• Objective:
Restate the listing below word for word, omitting any images.

• Records shown:
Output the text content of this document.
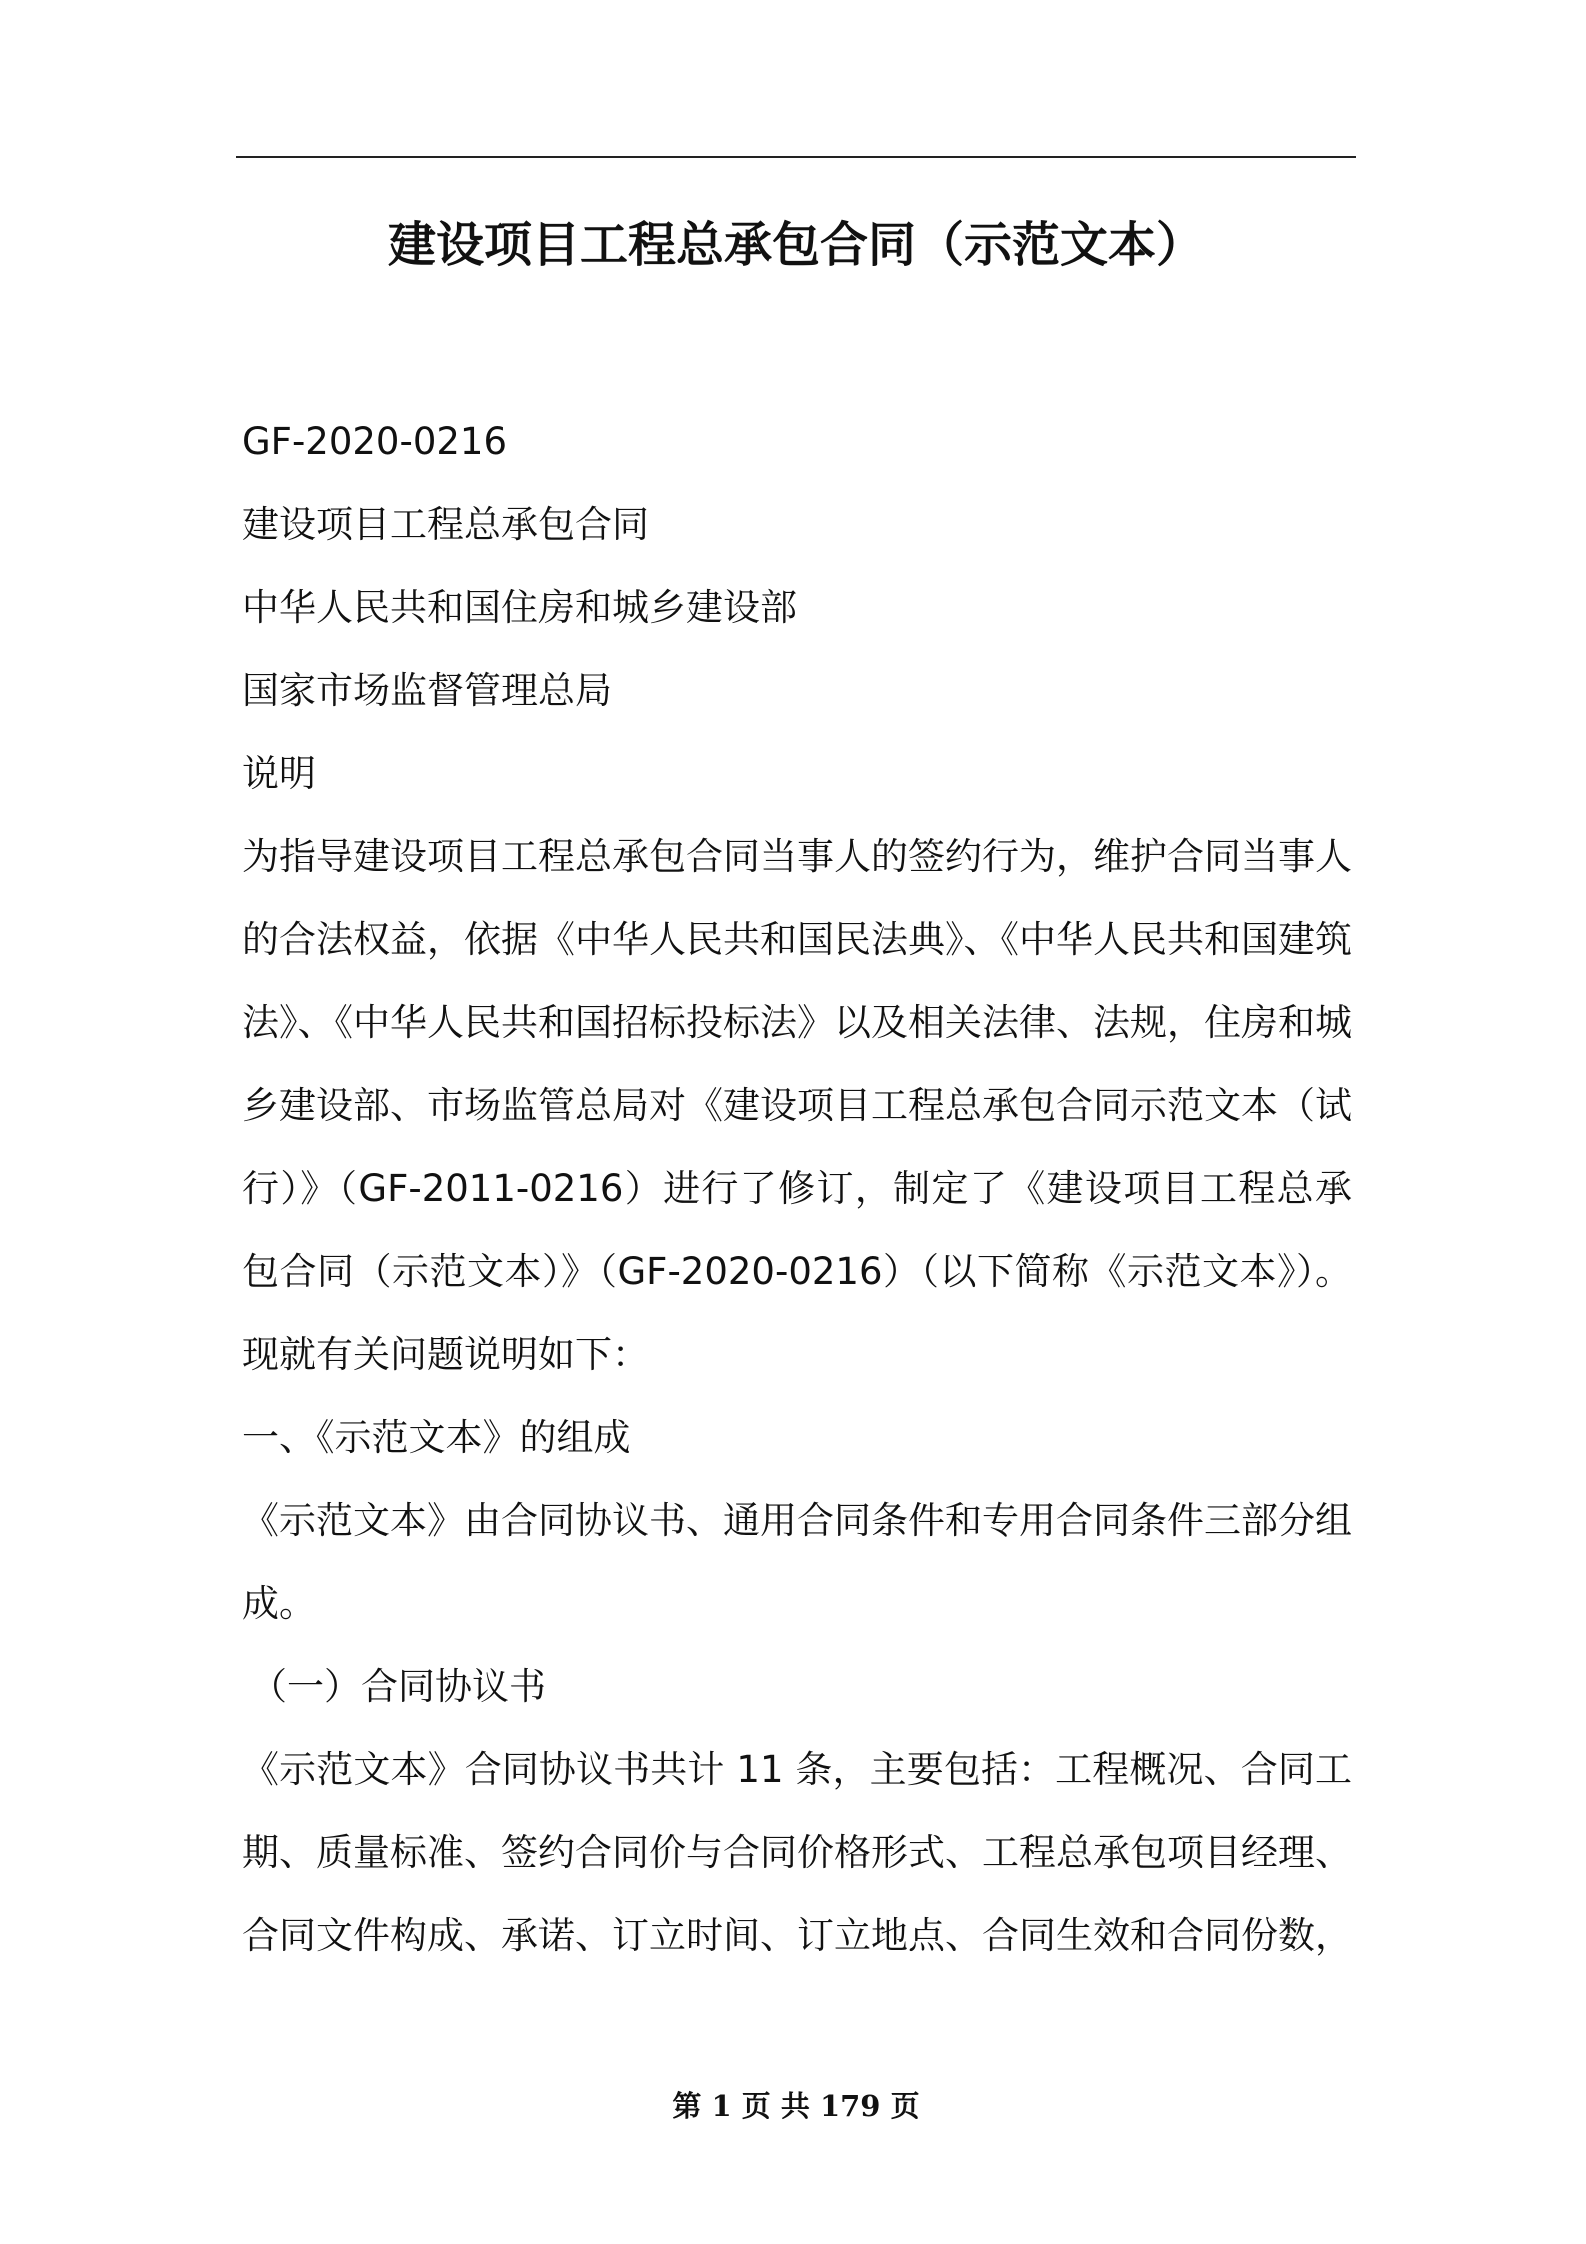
建设项目工程总承包合同（示范文本）

GF-2020-0216

建设项目工程总承包合同

中华人民共和国住房和城乡建设部

国家市场监督管理总局

说明

为指导建设项目工程总承包合同当事人的签约行为，维护合同当事人的合法权益，依据《中华人民共和国民法典》、《中华人民共和国建筑法》、《中华人民共和国招标投标法》以及相关法律、法规，住房和城乡建设部、市场监管总局对《建设项目工程总承包合同示范文本（试行）》（GF-2011-0216）进行了修订，制定了《建设项目工程总承包合同（示范文本）》（GF-2020-0216）（以下简称《示范文本》）。现就有关问题说明如下：

一、《示范文本》的组成

《示范文本》由合同协议书、通用合同条件和专用合同条件三部分组成。

（一）合同协议书

《示范文本》合同协议书共计 11 条，主要包括：工程概况、合同工期、质量标准、签约合同价与合同价格形式、工程总承包项目经理、合同文件构成、承诺、订立时间、订立地点、合同生效和合同份数，

第 1 页 共 179 页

• Exercise response:
Output the text content of this document.
建设项目工程总承包合同（示范文本）

GF-2020-0216

建设项目工程总承包合同

中华人民共和国住房和城乡建设部

国家市场监督管理总局

说明

为指导建设项目工程总承包合同当事人的签约行为，维护合同当事人的合法权益，依据《中华人民共和国民法典》、《中华人民共和国建筑法》、《中华人民共和国招标投标法》以及相关法律、法规，住房和城乡建设部、市场监管总局对《建设项目工程总承包合同示范文本（试行）》（GF-2011-0216）进行了修订，制定了《建设项目工程总承包合同（示范文本）》（GF-2020-0216）（以下简称《示范文本》）。现就有关问题说明如下：

一、《示范文本》的组成

《示范文本》由合同协议书、通用合同条件和专用合同条件三部分组成。

（一）合同协议书

《示范文本》合同协议书共计 11 条，主要包括：工程概况、合同工期、质量标准、签约合同价与合同价格形式、工程总承包项目经理、合同文件构成、承诺、订立时间、订立地点、合同生效和合同份数，

第 1 页 共 179 页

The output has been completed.